_TASK:_ Tally the lines in the data that follows that include the word "Mailto", and report nothing but the total.

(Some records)
————
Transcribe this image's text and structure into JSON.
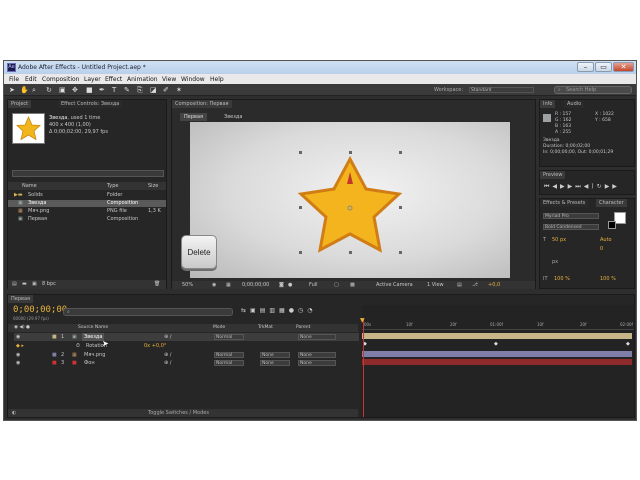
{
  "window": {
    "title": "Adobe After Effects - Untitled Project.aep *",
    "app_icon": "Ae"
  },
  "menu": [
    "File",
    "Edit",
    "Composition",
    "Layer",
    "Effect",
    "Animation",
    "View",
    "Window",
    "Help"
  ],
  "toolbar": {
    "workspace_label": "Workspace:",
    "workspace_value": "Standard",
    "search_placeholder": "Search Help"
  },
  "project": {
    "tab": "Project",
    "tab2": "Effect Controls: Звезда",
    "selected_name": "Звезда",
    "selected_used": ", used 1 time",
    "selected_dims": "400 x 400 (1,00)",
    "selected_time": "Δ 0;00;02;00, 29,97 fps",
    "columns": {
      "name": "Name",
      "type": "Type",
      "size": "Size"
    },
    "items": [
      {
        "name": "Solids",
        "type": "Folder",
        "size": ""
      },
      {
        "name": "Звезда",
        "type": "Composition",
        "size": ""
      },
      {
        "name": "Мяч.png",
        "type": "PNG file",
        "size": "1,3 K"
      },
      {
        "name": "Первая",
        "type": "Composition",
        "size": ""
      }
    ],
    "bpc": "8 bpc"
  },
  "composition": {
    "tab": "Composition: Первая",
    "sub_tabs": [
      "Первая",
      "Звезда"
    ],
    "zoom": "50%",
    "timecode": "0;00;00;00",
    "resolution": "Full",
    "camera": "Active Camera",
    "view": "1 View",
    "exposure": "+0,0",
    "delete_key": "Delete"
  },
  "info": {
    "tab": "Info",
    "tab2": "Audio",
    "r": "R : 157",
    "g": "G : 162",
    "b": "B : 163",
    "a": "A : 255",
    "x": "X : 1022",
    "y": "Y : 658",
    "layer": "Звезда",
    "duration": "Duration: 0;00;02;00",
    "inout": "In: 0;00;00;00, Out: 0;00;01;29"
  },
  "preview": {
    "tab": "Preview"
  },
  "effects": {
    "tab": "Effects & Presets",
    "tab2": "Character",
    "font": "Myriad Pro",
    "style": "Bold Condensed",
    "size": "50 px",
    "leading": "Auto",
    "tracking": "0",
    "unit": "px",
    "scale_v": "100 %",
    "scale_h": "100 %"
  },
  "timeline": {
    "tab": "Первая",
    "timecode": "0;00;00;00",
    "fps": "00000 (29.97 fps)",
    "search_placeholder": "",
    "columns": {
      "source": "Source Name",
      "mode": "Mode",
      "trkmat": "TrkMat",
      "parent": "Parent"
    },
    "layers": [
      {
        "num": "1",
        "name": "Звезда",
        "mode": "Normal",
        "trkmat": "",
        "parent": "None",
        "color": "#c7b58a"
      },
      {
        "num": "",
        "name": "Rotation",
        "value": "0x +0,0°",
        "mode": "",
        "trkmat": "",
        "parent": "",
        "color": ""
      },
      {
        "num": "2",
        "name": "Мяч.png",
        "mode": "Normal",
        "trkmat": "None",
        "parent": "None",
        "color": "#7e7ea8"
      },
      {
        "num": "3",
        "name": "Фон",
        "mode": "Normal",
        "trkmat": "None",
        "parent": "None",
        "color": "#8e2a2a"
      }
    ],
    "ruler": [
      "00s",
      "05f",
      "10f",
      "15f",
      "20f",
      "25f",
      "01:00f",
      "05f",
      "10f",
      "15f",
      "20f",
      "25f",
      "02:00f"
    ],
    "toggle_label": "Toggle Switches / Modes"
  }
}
————
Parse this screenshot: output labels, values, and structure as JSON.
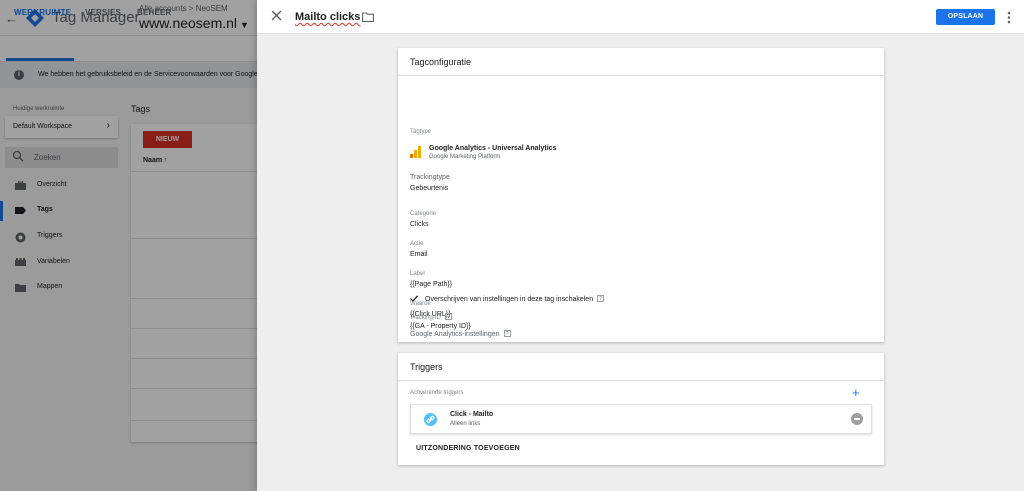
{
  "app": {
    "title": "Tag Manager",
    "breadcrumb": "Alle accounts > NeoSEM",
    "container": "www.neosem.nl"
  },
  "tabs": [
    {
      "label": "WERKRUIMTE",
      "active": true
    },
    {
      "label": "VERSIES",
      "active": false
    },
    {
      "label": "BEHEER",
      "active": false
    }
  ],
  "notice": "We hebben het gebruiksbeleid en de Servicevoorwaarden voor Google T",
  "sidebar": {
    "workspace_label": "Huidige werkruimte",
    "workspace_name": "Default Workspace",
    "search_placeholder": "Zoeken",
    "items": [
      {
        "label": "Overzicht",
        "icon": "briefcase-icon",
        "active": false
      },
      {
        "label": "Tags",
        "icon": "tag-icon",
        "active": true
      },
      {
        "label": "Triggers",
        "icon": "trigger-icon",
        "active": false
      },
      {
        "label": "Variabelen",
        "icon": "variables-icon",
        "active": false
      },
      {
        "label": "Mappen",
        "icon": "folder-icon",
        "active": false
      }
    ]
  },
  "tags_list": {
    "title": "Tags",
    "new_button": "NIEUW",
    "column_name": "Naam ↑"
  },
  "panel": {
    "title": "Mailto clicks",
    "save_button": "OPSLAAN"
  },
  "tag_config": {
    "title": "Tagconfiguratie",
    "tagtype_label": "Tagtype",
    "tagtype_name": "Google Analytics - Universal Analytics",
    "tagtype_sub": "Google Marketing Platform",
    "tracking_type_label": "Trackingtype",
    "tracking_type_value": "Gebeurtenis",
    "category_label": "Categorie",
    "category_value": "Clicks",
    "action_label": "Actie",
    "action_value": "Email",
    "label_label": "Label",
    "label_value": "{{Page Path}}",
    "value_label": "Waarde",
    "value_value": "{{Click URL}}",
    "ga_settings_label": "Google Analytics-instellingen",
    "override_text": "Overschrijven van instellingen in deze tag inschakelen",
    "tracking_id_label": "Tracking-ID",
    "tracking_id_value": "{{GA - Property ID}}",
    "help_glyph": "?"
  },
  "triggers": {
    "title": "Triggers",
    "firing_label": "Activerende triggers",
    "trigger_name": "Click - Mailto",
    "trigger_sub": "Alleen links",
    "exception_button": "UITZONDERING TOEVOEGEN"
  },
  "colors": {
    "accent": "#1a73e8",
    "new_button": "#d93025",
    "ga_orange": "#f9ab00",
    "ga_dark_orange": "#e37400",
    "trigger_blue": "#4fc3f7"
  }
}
————
_SOLUTION FOR THIS PROBLEM:_ 2